#### What needs to be done
Put the lines from the start through the line containing "text-line: ſelven von" into a Markdown table, leaving out blank lines. Use the columns Row and Line, numbering each row.

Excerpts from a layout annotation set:
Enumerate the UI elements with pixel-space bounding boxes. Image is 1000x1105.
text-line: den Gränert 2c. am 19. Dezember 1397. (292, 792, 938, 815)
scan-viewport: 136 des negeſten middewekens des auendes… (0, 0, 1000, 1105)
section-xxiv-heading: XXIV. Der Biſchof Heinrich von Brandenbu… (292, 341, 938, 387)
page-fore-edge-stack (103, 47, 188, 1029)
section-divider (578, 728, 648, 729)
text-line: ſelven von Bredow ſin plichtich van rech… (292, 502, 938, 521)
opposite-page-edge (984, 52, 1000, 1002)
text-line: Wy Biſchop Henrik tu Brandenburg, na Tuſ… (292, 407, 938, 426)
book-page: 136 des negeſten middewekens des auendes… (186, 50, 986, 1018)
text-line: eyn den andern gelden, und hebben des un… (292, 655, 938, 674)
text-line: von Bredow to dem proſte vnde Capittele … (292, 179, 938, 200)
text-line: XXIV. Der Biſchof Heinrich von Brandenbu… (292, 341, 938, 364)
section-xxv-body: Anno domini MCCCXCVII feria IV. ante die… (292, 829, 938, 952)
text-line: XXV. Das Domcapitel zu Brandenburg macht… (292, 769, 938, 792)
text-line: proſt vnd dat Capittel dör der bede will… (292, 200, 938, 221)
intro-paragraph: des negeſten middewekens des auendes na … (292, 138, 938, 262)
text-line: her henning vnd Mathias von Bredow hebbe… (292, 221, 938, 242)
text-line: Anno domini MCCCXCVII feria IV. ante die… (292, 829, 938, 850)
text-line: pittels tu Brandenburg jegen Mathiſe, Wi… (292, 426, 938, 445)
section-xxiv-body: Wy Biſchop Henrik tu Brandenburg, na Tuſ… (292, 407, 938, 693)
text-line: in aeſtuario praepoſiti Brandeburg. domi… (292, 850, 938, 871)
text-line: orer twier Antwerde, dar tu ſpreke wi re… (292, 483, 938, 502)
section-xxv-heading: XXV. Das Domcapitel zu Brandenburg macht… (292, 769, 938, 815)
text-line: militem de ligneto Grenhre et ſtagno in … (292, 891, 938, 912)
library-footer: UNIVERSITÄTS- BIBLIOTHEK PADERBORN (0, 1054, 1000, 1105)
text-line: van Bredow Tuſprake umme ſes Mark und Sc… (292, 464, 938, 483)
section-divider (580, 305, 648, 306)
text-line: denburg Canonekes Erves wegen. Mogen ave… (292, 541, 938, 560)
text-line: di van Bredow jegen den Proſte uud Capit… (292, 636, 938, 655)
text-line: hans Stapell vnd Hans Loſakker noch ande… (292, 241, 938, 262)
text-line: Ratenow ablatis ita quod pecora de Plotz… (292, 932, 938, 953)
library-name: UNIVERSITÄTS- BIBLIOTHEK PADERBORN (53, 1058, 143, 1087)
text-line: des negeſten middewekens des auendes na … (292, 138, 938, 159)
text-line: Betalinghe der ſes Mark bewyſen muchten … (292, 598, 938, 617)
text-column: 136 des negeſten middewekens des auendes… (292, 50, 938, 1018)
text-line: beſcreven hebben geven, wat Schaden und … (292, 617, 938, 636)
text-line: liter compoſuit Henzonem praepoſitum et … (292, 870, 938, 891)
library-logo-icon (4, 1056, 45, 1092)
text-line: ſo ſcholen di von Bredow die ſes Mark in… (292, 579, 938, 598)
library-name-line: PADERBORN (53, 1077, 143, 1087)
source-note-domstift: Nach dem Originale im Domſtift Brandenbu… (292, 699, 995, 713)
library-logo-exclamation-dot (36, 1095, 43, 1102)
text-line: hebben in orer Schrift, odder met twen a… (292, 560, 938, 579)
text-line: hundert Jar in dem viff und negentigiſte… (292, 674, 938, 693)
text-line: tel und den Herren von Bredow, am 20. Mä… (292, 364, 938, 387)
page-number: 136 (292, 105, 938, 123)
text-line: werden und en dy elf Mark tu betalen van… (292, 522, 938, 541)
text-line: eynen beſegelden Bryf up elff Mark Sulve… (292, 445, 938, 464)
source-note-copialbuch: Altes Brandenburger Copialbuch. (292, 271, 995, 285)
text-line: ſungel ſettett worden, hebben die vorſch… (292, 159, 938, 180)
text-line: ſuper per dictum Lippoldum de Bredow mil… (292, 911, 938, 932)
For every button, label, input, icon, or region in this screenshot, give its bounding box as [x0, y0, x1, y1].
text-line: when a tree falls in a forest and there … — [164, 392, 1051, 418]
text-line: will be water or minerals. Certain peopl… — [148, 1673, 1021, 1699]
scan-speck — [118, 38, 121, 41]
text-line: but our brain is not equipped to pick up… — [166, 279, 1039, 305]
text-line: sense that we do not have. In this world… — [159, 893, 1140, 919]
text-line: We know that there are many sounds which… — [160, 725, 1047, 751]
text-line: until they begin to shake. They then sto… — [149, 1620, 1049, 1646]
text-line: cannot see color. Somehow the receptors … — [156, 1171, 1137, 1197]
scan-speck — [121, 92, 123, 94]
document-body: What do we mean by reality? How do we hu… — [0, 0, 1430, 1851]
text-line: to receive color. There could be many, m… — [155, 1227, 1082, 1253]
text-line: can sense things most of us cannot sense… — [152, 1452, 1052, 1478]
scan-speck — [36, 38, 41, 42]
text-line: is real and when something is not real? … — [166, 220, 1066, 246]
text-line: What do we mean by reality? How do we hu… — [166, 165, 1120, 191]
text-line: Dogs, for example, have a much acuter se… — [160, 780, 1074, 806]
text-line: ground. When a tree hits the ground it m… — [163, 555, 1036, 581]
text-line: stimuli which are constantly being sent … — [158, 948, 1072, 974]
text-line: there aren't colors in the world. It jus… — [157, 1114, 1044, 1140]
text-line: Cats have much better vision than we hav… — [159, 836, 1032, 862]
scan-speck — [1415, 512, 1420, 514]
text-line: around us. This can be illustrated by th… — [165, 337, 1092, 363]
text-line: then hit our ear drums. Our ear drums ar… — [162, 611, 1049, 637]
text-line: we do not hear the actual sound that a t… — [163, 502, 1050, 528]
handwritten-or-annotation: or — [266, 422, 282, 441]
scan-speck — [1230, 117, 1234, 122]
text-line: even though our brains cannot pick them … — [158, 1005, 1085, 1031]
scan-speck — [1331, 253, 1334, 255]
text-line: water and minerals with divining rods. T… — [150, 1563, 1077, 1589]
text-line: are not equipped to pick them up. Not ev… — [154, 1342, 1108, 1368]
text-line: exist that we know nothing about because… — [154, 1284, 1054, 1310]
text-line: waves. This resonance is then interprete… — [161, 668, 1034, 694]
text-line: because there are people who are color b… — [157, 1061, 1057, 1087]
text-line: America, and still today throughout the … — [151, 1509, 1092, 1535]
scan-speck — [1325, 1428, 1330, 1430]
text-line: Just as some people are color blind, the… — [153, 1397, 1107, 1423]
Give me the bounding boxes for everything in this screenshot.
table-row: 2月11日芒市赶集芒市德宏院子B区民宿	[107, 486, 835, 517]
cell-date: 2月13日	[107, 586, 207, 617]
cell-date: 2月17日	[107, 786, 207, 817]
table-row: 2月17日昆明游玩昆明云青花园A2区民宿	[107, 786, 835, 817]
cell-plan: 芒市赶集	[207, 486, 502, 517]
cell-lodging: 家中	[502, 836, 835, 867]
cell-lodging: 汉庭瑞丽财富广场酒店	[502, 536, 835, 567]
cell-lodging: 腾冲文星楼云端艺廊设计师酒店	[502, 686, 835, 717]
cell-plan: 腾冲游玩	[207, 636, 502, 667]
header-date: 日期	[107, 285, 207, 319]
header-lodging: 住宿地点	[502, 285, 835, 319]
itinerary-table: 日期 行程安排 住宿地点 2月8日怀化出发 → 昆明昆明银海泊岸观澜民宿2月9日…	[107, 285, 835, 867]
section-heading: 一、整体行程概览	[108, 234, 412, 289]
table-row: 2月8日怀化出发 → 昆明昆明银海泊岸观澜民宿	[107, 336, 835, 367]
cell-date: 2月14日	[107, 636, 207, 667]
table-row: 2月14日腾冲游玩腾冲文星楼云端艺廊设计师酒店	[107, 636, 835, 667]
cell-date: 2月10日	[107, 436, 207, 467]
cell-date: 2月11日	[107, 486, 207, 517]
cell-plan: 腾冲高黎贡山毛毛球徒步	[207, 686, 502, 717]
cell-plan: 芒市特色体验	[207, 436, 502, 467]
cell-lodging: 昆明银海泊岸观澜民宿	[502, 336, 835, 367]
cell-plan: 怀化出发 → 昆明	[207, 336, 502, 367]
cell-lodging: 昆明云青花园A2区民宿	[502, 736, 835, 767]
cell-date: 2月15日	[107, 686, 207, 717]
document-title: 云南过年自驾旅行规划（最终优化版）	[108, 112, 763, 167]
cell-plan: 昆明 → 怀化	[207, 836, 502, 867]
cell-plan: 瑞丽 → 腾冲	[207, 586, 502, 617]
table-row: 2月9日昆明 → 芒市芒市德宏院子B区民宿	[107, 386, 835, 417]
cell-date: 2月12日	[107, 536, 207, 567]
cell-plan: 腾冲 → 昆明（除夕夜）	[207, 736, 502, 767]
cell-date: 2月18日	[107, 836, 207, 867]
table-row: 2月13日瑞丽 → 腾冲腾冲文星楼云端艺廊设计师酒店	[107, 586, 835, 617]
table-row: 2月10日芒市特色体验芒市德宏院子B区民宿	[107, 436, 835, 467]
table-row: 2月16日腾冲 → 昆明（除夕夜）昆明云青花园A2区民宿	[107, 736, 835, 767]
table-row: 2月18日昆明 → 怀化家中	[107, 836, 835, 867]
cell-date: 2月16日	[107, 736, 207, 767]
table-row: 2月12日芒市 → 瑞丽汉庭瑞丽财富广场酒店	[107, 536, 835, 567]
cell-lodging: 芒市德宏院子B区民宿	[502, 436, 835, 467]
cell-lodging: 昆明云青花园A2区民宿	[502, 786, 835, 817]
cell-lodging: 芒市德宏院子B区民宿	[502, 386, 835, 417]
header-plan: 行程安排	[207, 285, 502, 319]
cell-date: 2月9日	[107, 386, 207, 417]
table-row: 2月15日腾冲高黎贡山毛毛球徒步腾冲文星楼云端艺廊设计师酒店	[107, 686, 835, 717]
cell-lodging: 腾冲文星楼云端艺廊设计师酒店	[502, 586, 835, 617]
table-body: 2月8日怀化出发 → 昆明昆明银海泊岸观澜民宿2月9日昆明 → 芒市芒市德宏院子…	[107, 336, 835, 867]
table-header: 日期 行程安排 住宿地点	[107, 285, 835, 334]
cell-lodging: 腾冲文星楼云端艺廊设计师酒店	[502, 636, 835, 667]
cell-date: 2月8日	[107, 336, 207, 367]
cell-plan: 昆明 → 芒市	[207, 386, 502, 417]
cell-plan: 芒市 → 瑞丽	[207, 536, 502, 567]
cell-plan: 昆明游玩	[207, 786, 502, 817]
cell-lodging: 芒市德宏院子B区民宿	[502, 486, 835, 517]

#### Final answer
| Row | Line |
|---|---|
| 1 | Enumerate the UI elements with pixel-space bounding boxes. Image is 1000x1105. |
| 2 | text-line: den Gränert 2c. am 19. Dezember 1397. (292, 792, 938, 815) |
| 3 | scan-viewport: 136 des negeſten middewekens des auendes… (0, 0, 1000, 1105) |
| 4 | section-xxiv-heading: XXIV. Der Biſchof Heinrich von Brandenbu… (292, 341, 938, 387) |
| 5 | page-fore-edge-stack (103, 47, 188, 1029) |
| 6 | section-divider (578, 728, 648, 729) |
| 7 | text-line: ſelven von Bredow ſin plichtich van rech… (292, 502, 938, 521) |